PROBLEM STATEMENT - Find the lines below that contain the string "Сургутского". Copy each one.

[Some records]
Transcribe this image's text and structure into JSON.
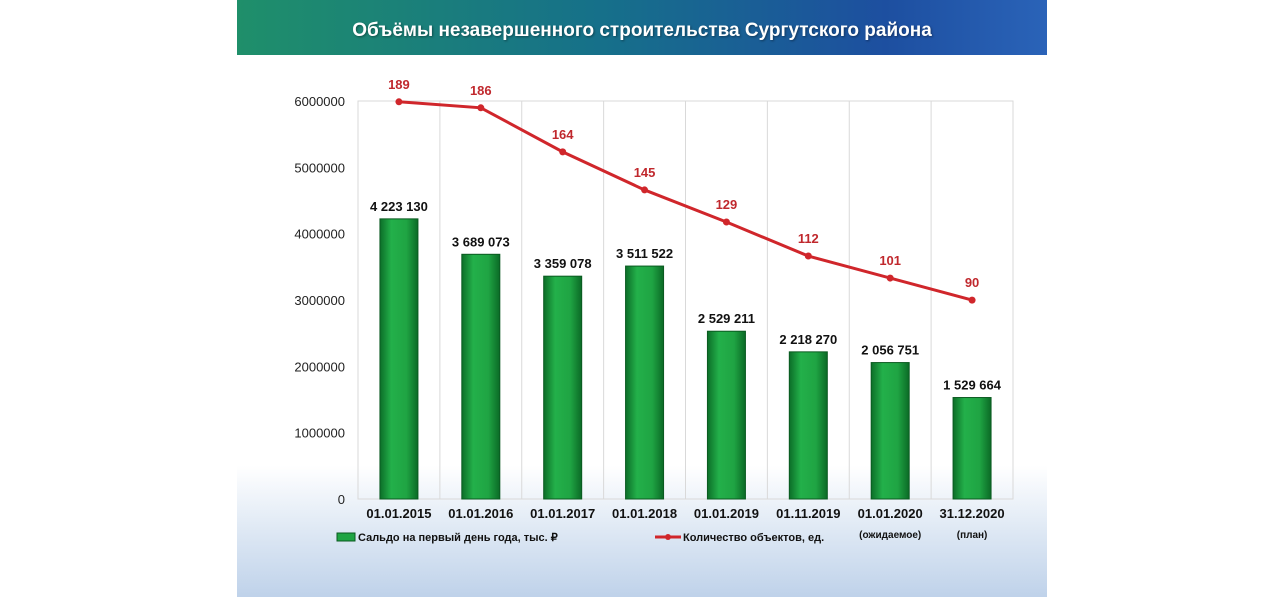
{
  "title": "Объёмы незавершенного строительства Сургутского района",
  "chart_data": {
    "type": "bar+line",
    "title": "Объёмы незавершенного строительства Сургутского района",
    "categories": [
      "01.01.2015",
      "01.01.2016",
      "01.01.2017",
      "01.01.2018",
      "01.01.2019",
      "01.11.2019",
      "01.01.2020",
      "31.12.2020"
    ],
    "category_notes": [
      "",
      "",
      "",
      "",
      "",
      "",
      "(ожидаемое)",
      "(план)"
    ],
    "y_ticks": [
      "0",
      "1000000",
      "2000000",
      "3000000",
      "4000000",
      "5000000",
      "6000000"
    ],
    "ylim": [
      0,
      6000000
    ],
    "y2lim": [
      -9.3,
      189.4
    ],
    "series": [
      {
        "name": "Сальдо на первый день года, тыс. ₽",
        "type": "bar",
        "color": "#1a9a3c",
        "values": [
          4223130,
          3689073,
          3359078,
          3511522,
          2529211,
          2218270,
          2056751,
          1529664
        ],
        "labels": [
          "4 223 130",
          "3 689 073",
          "3 359 078",
          "3 511 522",
          "2 529 211",
          "2 218 270",
          "2 056 751",
          "1 529 664"
        ]
      },
      {
        "name": "Количество объектов, ед.",
        "type": "line",
        "color": "#d0262b",
        "axis": "secondary",
        "values": [
          189,
          186,
          164,
          145,
          129,
          112,
          101,
          90
        ],
        "labels": [
          "189",
          "186",
          "164",
          "145",
          "129",
          "112",
          "101",
          "90"
        ]
      }
    ],
    "legend": "bottom",
    "grid": true
  }
}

OUTPUT OF THE EXERCISE -
  "title": "Объёмы незавершенного строительства Сургутского района",
    "title": "Объёмы незавершенного строительства Сургутского района",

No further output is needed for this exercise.